__EJERCICIO__.
Copia sin cambios el pasaje del fragmento sobre la ceremonia de béisbol que comienza en "Bennett, quien en" y termina en "de los jugadores.".

Bennett, quien en su momento fue lanzador dentro del sistema de ligas menores de los Mets, ya conocía una versión de ese homenaje. Lo vivió por primera vez cuando era asistente en Fort Mill High School, bajo el mando del estratega Travis Collier. Más tarde, tras el fallecimiento en 2024 del entrenador de béisbol de Legion Collegiate Academy, Jalen Benjamin, Bennett tomó su lugar y llevó la ceremonia a una comunidad beisbolera que valoró con aún más fuerza el significado del saludo.
En el material que se volvió tendencia en 2025, un locutor lee las notas enviadas por las mamás de los jugadores.
Este año, la responsable del nuevo empuje fue Pam Williams, quien tiene un hijo, Coalson, que fue pitcher senior del plantel. Williams reunió grabaciones del resto de las madres para que sus propias voces se escucharan en voz alta durante la ceremonia, con mensajes de amor y consejos que se volcaron desde el papel hasta el sistema de altavoces.
Pam señaló que le tomó cerca de 40 intentos lograr que su grabación saliera sin romperse de emoción.

__CONJUNTO DE DATOS__.
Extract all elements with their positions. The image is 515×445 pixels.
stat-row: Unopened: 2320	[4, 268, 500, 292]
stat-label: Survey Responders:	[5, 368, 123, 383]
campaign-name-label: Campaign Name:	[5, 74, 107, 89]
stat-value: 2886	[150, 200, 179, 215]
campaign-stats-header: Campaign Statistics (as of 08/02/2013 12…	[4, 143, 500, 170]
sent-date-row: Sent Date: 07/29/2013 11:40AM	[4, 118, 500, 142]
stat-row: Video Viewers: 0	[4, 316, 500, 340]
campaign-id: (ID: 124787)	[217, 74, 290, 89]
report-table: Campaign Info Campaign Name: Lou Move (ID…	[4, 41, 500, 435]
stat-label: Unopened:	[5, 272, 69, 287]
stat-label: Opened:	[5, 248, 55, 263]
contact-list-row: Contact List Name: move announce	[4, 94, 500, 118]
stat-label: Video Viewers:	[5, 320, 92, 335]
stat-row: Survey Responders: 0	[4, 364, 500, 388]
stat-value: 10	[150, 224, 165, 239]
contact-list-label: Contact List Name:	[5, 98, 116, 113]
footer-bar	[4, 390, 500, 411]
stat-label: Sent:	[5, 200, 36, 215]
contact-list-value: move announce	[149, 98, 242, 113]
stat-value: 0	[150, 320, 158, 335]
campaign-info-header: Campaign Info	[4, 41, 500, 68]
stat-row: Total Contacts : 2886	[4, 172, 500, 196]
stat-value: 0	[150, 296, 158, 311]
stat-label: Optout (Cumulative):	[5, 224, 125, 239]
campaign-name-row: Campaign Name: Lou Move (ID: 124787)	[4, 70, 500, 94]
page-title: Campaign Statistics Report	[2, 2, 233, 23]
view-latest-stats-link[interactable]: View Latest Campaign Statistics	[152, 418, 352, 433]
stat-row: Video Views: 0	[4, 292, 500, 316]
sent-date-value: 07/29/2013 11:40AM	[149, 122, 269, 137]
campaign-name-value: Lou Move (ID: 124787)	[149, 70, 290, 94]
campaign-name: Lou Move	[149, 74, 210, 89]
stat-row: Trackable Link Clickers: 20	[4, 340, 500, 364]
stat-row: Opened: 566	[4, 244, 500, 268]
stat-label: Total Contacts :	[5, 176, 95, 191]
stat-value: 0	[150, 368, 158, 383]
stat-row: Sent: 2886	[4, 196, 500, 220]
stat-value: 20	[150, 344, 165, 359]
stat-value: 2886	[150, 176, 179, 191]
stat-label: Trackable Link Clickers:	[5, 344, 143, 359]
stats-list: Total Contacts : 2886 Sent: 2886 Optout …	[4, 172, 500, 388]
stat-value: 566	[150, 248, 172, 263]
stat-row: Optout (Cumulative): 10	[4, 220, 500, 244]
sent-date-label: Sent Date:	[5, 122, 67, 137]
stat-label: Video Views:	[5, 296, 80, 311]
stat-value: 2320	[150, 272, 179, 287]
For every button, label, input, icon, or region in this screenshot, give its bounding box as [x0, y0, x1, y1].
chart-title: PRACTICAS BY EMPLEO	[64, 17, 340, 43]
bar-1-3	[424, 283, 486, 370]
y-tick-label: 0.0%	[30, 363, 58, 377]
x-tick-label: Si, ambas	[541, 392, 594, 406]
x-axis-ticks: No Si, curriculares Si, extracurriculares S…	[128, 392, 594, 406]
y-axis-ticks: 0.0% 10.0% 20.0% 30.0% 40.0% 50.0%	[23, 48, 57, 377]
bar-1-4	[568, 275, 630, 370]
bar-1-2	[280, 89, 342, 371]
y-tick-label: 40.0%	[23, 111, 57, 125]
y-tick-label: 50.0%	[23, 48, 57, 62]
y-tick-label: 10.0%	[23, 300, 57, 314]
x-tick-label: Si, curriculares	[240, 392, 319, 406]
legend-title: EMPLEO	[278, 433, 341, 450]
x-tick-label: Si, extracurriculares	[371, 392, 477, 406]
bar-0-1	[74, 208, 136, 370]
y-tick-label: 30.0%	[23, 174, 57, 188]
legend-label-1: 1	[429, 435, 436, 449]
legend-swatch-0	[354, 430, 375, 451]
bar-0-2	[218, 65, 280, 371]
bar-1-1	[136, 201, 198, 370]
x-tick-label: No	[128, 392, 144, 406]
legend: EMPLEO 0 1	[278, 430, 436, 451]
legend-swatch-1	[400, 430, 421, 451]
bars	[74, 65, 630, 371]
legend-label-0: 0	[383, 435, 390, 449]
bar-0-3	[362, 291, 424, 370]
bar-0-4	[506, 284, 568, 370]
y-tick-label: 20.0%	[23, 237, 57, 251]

__RESPUESTA DEL EJERCICIO__.
Bennett, quien en su momento fue lanzador dentro del sistema de ligas menores de los Mets, ya conocía una versión de ese homenaje. Lo vivió por primera vez cuando era asistente en Fort Mill High School, bajo el mando del estratega Travis Collier. Más tarde, tras el fallecimiento en 2024 del entrenador de béisbol de Legion Collegiate Academy, Jalen Benjamin, Bennett tomó su lugar y llevó la ceremonia a una comunidad beisbolera que valoró con aún más fuerza el significado del saludo.
En el material que se volvió tendencia en 2025, un locutor lee las notas enviadas por las mamás de los jugadores.